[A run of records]
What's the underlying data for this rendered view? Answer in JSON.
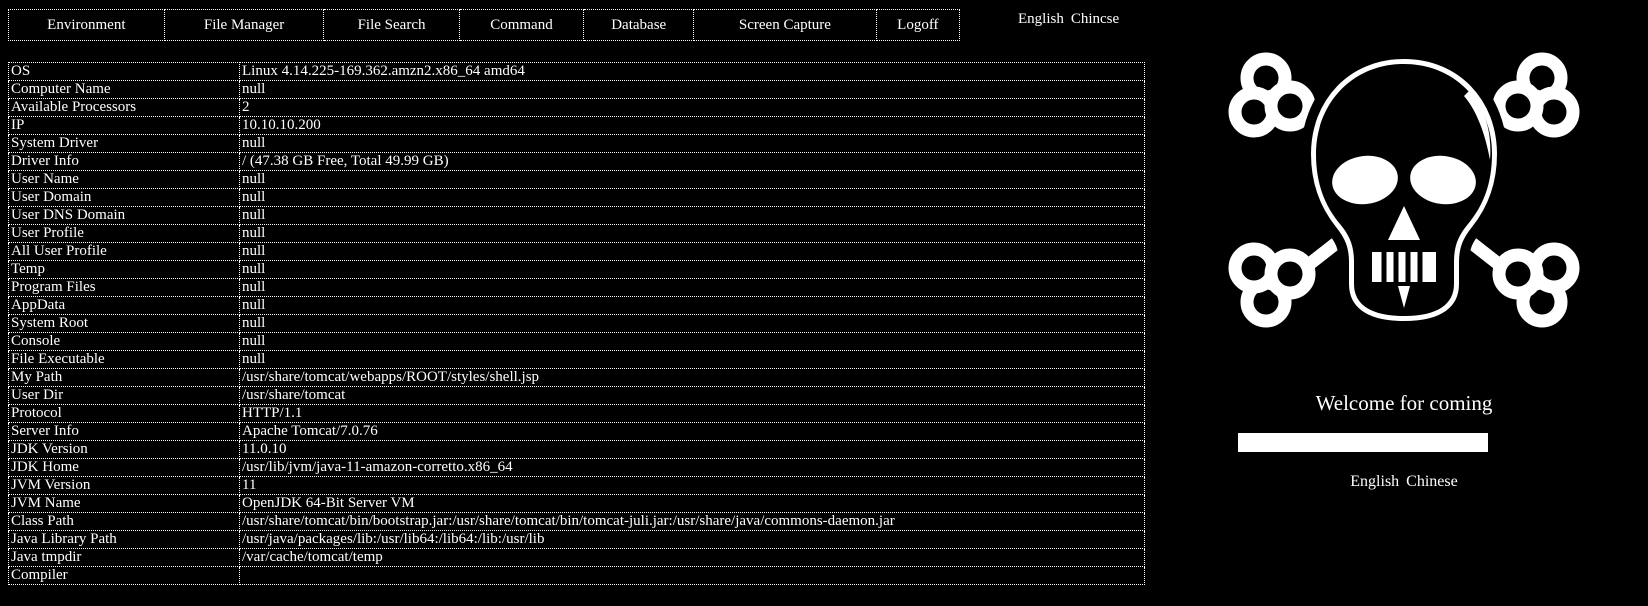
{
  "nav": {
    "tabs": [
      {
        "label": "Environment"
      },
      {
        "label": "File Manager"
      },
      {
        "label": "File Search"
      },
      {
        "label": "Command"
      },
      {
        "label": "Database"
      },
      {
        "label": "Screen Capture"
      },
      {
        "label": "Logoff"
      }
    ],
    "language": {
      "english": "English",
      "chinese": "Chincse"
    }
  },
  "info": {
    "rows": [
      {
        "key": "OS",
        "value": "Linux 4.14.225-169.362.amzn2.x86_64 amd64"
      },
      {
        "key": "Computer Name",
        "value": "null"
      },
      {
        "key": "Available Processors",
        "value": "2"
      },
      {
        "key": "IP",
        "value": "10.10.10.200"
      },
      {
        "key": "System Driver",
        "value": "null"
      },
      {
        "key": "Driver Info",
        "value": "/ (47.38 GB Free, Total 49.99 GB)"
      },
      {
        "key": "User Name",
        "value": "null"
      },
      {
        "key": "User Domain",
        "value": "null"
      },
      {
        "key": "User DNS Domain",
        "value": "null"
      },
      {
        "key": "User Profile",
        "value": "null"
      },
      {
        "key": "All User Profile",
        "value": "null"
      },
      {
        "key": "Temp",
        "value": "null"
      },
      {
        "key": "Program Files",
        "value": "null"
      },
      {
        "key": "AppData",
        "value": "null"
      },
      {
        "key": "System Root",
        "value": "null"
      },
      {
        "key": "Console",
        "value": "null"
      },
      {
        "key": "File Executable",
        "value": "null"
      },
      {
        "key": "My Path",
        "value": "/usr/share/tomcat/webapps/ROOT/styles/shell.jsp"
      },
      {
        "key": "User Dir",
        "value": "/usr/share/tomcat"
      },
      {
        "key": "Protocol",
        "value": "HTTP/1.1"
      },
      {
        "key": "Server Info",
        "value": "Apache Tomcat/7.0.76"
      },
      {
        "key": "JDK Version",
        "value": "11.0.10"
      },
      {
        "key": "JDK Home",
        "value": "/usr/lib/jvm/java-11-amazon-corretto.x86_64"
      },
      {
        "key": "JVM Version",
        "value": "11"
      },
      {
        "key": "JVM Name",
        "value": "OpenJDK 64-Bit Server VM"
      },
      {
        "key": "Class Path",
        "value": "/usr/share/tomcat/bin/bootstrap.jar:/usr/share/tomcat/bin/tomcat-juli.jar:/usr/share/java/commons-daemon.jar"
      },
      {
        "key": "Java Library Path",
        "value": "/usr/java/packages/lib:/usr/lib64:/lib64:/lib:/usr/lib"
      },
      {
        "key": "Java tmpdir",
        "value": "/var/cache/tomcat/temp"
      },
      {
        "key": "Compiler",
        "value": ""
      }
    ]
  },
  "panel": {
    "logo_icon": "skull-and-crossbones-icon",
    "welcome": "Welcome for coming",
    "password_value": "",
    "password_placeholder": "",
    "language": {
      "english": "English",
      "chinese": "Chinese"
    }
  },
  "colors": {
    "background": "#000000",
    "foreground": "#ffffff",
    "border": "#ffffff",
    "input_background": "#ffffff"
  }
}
---
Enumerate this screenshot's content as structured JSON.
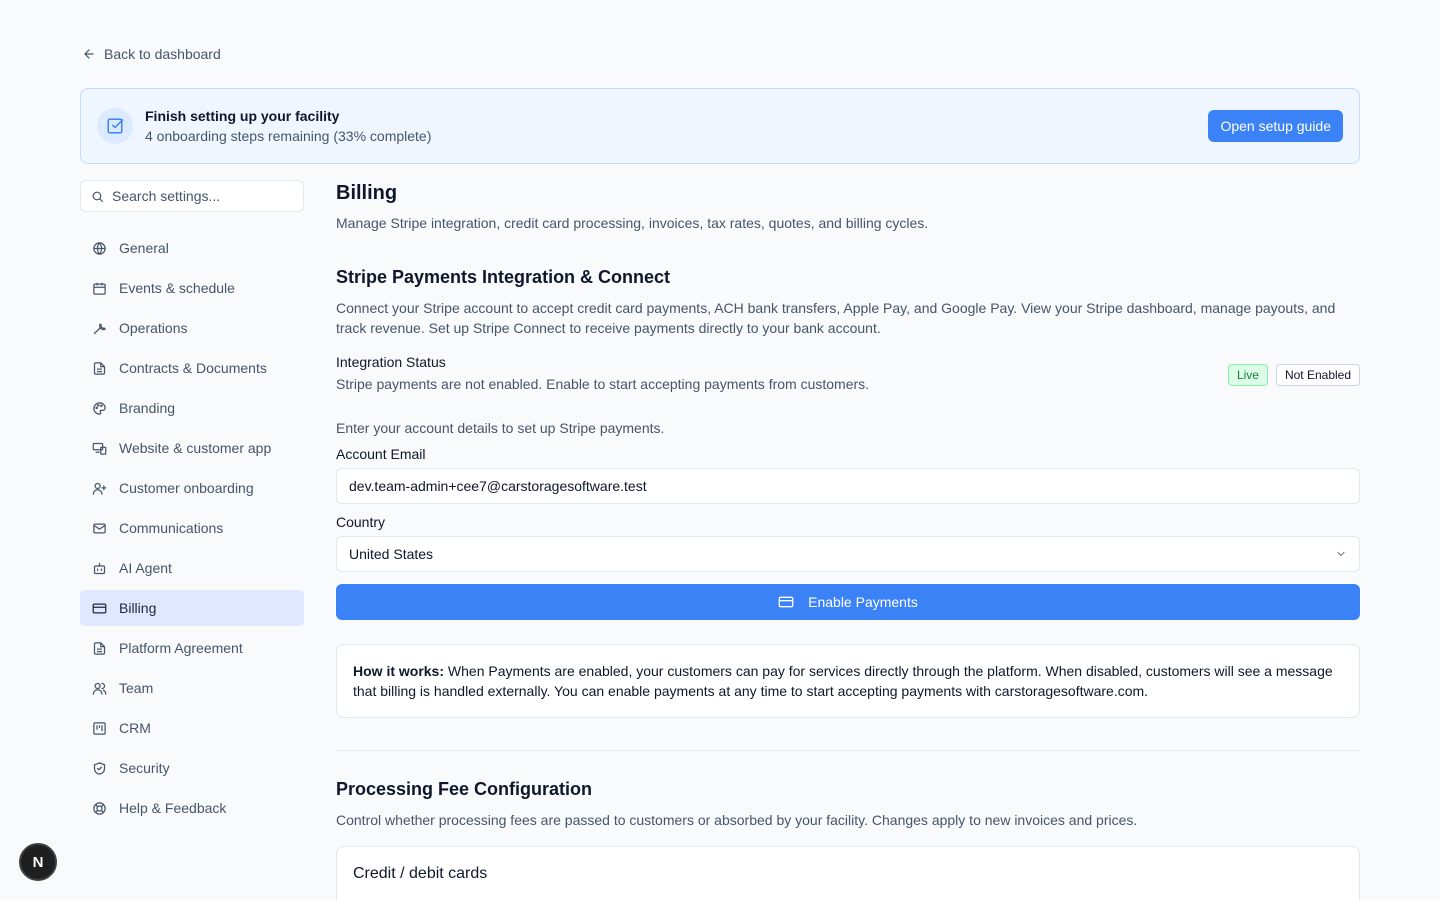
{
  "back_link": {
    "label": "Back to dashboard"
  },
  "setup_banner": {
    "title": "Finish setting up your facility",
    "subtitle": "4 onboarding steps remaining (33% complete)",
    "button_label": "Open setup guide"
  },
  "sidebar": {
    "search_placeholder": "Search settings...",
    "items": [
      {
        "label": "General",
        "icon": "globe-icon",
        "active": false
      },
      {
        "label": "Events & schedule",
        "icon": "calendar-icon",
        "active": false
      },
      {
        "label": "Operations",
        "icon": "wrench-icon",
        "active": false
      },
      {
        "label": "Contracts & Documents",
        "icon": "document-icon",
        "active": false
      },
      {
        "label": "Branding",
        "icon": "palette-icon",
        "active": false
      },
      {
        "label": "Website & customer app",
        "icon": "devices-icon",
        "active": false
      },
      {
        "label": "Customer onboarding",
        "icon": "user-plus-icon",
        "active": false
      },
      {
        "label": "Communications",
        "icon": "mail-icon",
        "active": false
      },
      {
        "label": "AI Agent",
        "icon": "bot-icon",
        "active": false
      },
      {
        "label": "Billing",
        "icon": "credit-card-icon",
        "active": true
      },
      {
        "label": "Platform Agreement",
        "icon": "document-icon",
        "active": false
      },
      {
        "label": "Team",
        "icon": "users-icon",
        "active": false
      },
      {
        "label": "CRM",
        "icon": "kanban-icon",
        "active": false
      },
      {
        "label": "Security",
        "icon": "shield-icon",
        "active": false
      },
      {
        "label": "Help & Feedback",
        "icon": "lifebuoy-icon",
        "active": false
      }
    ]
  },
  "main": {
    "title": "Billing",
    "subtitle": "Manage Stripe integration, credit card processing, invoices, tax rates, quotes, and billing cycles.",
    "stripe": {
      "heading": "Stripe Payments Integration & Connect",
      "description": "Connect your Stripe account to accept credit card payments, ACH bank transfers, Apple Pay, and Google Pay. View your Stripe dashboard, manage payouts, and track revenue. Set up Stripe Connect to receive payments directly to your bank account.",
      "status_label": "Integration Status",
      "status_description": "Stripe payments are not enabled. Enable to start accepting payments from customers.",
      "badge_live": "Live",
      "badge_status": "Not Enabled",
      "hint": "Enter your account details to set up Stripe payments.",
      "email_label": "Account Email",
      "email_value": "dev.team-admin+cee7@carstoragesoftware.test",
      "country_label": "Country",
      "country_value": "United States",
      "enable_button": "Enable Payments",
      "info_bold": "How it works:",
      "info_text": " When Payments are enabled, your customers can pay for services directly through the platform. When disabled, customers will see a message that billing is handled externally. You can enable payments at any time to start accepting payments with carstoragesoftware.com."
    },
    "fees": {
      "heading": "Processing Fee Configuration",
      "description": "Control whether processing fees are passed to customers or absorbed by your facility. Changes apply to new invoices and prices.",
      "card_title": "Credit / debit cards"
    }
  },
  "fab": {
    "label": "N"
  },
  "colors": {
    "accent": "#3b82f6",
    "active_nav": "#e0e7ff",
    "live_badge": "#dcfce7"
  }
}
---
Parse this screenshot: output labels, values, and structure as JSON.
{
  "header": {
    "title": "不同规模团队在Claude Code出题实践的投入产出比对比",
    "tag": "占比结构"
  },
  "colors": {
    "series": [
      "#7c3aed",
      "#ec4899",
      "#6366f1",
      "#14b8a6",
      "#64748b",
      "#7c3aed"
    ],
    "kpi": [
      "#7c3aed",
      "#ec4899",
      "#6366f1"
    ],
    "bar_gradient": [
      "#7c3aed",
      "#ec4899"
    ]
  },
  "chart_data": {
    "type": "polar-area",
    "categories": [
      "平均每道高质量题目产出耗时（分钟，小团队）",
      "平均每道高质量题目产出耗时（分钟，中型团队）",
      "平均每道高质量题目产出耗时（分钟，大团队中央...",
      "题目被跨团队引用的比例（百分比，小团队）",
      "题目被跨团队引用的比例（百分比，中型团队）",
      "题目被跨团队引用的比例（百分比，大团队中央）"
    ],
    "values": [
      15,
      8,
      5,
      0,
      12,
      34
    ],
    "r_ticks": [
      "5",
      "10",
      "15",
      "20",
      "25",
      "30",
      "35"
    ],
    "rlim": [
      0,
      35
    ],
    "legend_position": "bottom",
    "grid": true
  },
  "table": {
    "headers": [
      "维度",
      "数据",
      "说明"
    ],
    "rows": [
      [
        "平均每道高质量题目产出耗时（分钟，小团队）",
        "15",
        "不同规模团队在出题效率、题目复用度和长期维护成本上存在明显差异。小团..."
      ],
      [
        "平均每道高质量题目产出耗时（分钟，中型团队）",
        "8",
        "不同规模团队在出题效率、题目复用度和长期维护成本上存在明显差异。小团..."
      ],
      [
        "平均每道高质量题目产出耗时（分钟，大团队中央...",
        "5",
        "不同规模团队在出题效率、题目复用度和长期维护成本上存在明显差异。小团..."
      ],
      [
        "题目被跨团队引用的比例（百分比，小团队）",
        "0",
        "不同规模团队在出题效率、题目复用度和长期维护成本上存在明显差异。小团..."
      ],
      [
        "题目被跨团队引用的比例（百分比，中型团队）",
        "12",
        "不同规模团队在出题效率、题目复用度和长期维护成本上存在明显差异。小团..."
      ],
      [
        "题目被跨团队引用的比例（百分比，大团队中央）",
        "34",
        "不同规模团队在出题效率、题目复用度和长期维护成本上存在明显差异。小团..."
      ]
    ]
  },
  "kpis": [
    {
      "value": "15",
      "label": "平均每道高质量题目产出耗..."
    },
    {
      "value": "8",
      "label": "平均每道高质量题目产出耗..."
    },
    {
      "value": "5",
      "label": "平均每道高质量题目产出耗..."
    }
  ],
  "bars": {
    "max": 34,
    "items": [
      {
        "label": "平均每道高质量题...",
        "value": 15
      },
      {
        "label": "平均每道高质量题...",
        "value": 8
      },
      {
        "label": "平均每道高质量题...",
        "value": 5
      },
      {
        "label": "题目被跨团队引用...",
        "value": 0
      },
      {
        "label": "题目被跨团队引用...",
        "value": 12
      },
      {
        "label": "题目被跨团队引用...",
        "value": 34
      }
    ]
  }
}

Task to carry out => Using the records above, gather all lines where the string "Name" is present.

Reply to the task =>
        "key": "Computer Name",
        "key": "User Name",
        "key": "JVM Name",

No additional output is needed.